-- BEGIN LISTING --

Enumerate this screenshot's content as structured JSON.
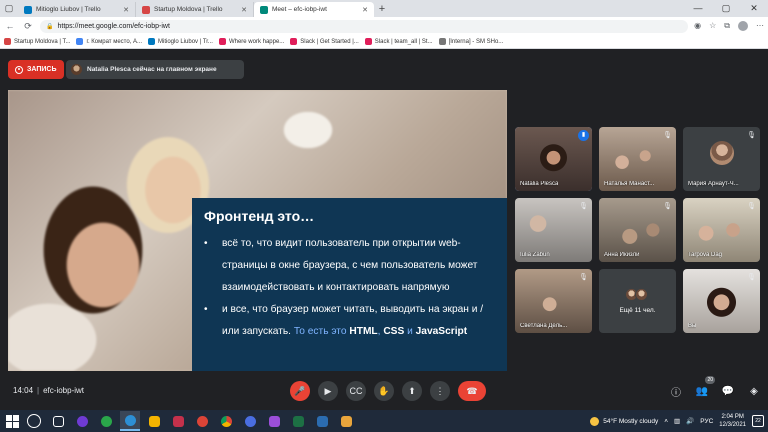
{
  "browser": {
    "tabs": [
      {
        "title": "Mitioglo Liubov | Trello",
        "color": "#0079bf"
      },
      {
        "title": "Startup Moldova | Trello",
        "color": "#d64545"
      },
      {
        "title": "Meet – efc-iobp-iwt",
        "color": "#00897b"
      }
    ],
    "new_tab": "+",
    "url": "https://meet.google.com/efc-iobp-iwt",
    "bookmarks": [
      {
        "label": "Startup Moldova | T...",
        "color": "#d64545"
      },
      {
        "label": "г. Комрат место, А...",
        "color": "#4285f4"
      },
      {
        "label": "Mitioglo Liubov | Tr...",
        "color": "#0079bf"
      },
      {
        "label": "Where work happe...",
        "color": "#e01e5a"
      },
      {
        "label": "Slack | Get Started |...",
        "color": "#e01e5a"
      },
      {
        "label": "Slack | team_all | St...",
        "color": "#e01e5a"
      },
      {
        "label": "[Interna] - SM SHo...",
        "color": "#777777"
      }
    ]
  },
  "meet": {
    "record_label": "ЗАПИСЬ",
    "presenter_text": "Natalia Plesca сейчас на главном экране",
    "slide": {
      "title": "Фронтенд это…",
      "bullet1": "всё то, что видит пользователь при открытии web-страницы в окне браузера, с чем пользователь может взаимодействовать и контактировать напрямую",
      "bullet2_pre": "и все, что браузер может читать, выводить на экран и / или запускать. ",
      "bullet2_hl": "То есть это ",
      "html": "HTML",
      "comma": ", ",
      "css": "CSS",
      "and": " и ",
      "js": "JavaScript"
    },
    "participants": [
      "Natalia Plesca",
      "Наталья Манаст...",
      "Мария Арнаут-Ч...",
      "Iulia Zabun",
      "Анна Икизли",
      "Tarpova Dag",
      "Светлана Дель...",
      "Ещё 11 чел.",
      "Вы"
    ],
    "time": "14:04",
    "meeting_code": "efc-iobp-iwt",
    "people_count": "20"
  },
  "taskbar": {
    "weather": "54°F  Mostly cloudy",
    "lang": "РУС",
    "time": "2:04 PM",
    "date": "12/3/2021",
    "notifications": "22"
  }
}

-- END LISTING --

• DIRECTION: Filter the records above for lines containing the word "Moldova", and copy those lines.

• COMPLETE RESPONSE:
        "title": "Startup Moldova | Trello",
        "label": "Startup Moldova | T...",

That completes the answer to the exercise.